_Do this_
Can you copy every entry below word for word, with the pictures left out?

--- Begin Material to process ---

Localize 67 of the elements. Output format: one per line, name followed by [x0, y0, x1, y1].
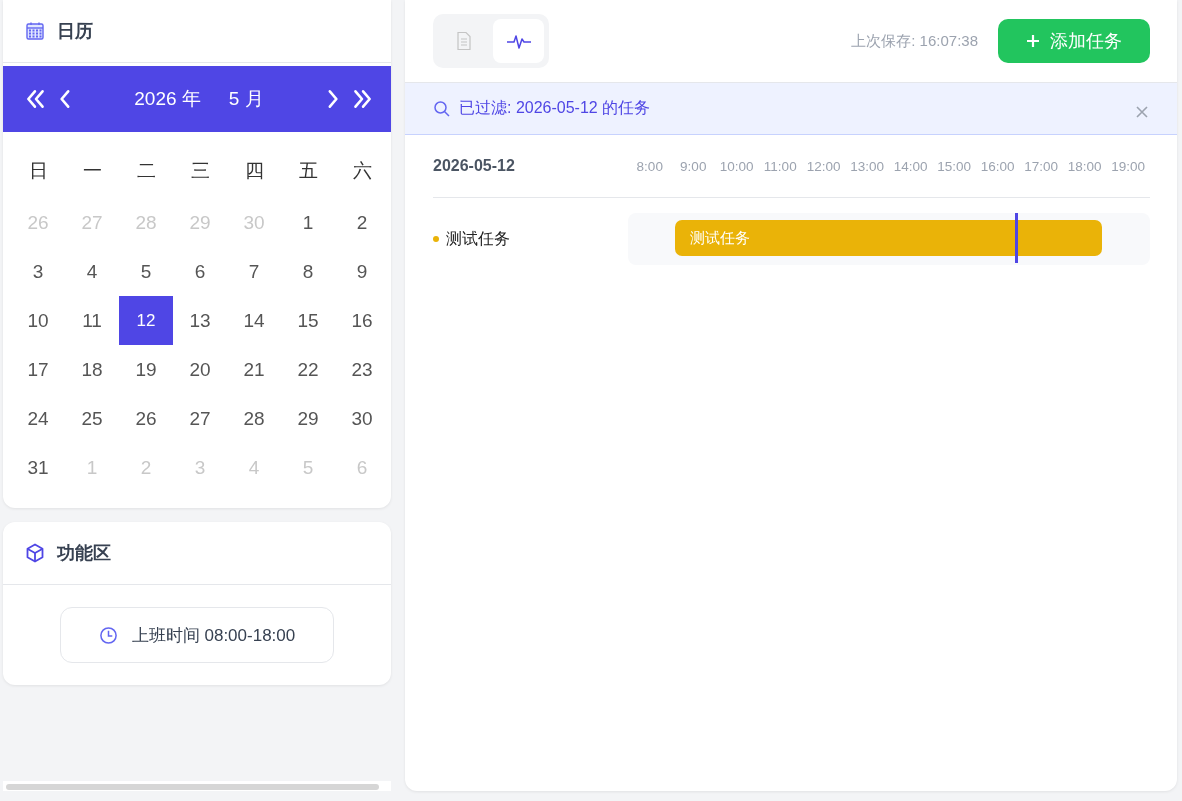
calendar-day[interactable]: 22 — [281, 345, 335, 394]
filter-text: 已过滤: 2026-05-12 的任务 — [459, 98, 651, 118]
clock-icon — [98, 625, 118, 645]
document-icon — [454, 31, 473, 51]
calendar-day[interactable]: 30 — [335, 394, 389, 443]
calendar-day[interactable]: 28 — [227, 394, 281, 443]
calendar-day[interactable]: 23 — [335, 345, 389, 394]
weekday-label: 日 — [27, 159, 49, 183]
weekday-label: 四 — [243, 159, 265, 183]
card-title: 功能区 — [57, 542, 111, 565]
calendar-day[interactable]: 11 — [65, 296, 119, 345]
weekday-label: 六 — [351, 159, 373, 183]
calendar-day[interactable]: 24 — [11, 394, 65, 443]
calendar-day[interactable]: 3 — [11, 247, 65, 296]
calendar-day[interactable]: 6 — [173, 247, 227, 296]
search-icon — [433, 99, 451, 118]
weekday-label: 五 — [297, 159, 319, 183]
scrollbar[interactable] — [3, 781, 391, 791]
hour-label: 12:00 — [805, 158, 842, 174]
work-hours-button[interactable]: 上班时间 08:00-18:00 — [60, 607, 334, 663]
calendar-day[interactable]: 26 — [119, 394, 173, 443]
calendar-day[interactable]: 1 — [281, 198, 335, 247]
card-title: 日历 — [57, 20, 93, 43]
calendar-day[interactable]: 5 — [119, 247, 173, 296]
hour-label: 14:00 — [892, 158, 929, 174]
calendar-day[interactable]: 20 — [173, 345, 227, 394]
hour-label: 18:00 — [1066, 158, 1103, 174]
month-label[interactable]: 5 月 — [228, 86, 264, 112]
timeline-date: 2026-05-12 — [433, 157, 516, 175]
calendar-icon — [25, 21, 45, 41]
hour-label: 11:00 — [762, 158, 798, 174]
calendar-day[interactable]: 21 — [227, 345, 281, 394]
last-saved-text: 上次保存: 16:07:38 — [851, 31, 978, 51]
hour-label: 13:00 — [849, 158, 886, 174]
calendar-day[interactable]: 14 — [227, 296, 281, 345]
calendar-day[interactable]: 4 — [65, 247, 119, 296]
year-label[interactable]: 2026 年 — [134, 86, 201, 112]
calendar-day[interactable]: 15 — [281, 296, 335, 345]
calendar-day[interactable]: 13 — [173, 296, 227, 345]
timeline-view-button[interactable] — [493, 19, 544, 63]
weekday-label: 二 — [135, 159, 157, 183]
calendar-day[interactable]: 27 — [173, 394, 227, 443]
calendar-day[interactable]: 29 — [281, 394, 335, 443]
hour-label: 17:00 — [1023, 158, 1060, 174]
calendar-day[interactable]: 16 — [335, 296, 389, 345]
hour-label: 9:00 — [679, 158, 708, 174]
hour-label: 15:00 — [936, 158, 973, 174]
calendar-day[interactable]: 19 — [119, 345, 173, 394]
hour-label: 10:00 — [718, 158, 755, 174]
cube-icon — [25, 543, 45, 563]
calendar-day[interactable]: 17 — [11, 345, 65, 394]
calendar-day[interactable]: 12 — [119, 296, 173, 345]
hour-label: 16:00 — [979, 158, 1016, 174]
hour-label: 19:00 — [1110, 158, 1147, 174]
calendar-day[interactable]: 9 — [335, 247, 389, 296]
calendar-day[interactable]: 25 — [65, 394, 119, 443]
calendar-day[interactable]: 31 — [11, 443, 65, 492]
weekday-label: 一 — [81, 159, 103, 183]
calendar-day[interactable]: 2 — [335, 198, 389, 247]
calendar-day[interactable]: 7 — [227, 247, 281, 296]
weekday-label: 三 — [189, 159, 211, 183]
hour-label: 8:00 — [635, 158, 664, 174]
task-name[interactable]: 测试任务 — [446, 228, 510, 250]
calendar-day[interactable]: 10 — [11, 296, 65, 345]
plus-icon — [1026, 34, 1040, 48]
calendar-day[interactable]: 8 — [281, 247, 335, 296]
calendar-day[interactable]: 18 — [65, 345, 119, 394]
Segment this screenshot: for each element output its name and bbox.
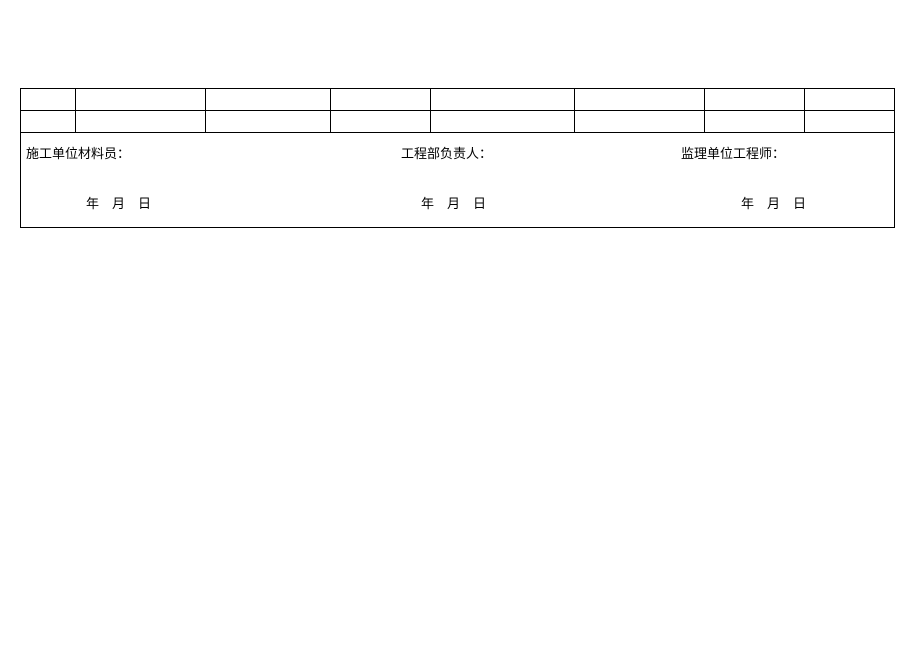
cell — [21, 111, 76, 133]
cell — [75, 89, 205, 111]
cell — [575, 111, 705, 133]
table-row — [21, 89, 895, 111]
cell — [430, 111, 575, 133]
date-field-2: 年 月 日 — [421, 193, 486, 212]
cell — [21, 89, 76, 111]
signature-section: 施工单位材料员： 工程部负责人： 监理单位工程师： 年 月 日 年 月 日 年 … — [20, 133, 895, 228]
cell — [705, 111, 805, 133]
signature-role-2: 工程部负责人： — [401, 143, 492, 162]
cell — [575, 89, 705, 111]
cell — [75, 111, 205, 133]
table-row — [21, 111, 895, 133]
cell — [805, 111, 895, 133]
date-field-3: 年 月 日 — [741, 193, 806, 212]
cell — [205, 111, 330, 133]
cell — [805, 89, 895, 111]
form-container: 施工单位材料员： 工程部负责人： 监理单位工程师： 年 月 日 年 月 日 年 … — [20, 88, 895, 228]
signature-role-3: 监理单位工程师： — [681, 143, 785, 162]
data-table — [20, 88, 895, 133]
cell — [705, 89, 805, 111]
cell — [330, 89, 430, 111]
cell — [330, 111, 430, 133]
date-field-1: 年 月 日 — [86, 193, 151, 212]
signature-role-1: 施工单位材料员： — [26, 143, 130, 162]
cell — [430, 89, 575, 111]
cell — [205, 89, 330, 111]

--- End Material to process ---

_Result of the task_
Localize 67 of the elements. Output format: one per line, name followed by [x0, y0, x1, y1].
calendar-day[interactable]: 22 — [281, 345, 335, 394]
filter-text: 已过滤: 2026-05-12 的任务 — [459, 98, 651, 118]
clock-icon — [98, 625, 118, 645]
document-icon — [454, 31, 473, 51]
calendar-day[interactable]: 30 — [335, 394, 389, 443]
calendar-day[interactable]: 28 — [227, 394, 281, 443]
calendar-day[interactable]: 23 — [335, 345, 389, 394]
weekday-label: 日 — [27, 159, 49, 183]
weekday-label: 四 — [243, 159, 265, 183]
card-title: 功能区 — [57, 542, 111, 565]
calendar-day[interactable]: 11 — [65, 296, 119, 345]
weekday-label: 六 — [351, 159, 373, 183]
calendar-day[interactable]: 24 — [11, 394, 65, 443]
calendar-day[interactable]: 3 — [11, 247, 65, 296]
calendar-day[interactable]: 6 — [173, 247, 227, 296]
search-icon — [433, 99, 451, 118]
weekday-label: 五 — [297, 159, 319, 183]
scrollbar[interactable] — [3, 781, 391, 791]
hour-label: 12:00 — [805, 158, 842, 174]
work-hours-button[interactable]: 上班时间 08:00-18:00 — [60, 607, 334, 663]
calendar-day[interactable]: 26 — [119, 394, 173, 443]
calendar-day[interactable]: 1 — [281, 198, 335, 247]
card-title: 日历 — [57, 20, 93, 43]
calendar-day[interactable]: 5 — [119, 247, 173, 296]
hour-label: 14:00 — [892, 158, 929, 174]
calendar-day[interactable]: 20 — [173, 345, 227, 394]
hour-label: 18:00 — [1066, 158, 1103, 174]
month-label[interactable]: 5 月 — [228, 86, 264, 112]
timeline-date: 2026-05-12 — [433, 157, 516, 175]
calendar-icon — [25, 21, 45, 41]
hour-label: 11:00 — [762, 158, 798, 174]
calendar-day[interactable]: 21 — [227, 345, 281, 394]
last-saved-text: 上次保存: 16:07:38 — [851, 31, 978, 51]
hour-label: 13:00 — [849, 158, 886, 174]
calendar-day[interactable]: 14 — [227, 296, 281, 345]
calendar-day[interactable]: 4 — [65, 247, 119, 296]
year-label[interactable]: 2026 年 — [134, 86, 201, 112]
calendar-day[interactable]: 15 — [281, 296, 335, 345]
calendar-day[interactable]: 13 — [173, 296, 227, 345]
timeline-view-button[interactable] — [493, 19, 544, 63]
weekday-label: 二 — [135, 159, 157, 183]
calendar-day[interactable]: 27 — [173, 394, 227, 443]
calendar-day[interactable]: 29 — [281, 394, 335, 443]
hour-label: 17:00 — [1023, 158, 1060, 174]
calendar-day[interactable]: 16 — [335, 296, 389, 345]
hour-label: 9:00 — [679, 158, 708, 174]
hour-label: 15:00 — [936, 158, 973, 174]
calendar-day[interactable]: 19 — [119, 345, 173, 394]
hour-label: 10:00 — [718, 158, 755, 174]
cube-icon — [25, 543, 45, 563]
calendar-day[interactable]: 17 — [11, 345, 65, 394]
calendar-day[interactable]: 12 — [119, 296, 173, 345]
hour-label: 16:00 — [979, 158, 1016, 174]
hour-label: 19:00 — [1110, 158, 1147, 174]
calendar-day[interactable]: 9 — [335, 247, 389, 296]
calendar-day[interactable]: 25 — [65, 394, 119, 443]
calendar-day[interactable]: 31 — [11, 443, 65, 492]
weekday-label: 一 — [81, 159, 103, 183]
calendar-day[interactable]: 2 — [335, 198, 389, 247]
calendar-day[interactable]: 7 — [227, 247, 281, 296]
weekday-label: 三 — [189, 159, 211, 183]
hour-label: 8:00 — [635, 158, 664, 174]
task-name[interactable]: 测试任务 — [446, 228, 510, 250]
calendar-day[interactable]: 10 — [11, 296, 65, 345]
plus-icon — [1026, 34, 1040, 48]
calendar-day[interactable]: 8 — [281, 247, 335, 296]
calendar-day[interactable]: 18 — [65, 345, 119, 394]
Segment this screenshot: for each element output its name and bbox.
cell — [21, 111, 76, 133]
cell — [75, 89, 205, 111]
cell — [575, 111, 705, 133]
table-row — [21, 89, 895, 111]
cell — [430, 111, 575, 133]
date-field-2: 年 月 日 — [421, 193, 486, 212]
cell — [21, 89, 76, 111]
signature-section: 施工单位材料员： 工程部负责人： 监理单位工程师： 年 月 日 年 月 日 年 … — [20, 133, 895, 228]
cell — [705, 111, 805, 133]
signature-role-2: 工程部负责人： — [401, 143, 492, 162]
cell — [575, 89, 705, 111]
cell — [75, 111, 205, 133]
table-row — [21, 111, 895, 133]
cell — [805, 111, 895, 133]
date-field-3: 年 月 日 — [741, 193, 806, 212]
cell — [205, 111, 330, 133]
cell — [805, 89, 895, 111]
form-container: 施工单位材料员： 工程部负责人： 监理单位工程师： 年 月 日 年 月 日 年 … — [20, 88, 895, 228]
signature-role-3: 监理单位工程师： — [681, 143, 785, 162]
data-table — [20, 88, 895, 133]
cell — [705, 89, 805, 111]
cell — [330, 89, 430, 111]
cell — [330, 111, 430, 133]
date-field-1: 年 月 日 — [86, 193, 151, 212]
signature-role-1: 施工单位材料员： — [26, 143, 130, 162]
cell — [430, 89, 575, 111]
cell — [205, 89, 330, 111]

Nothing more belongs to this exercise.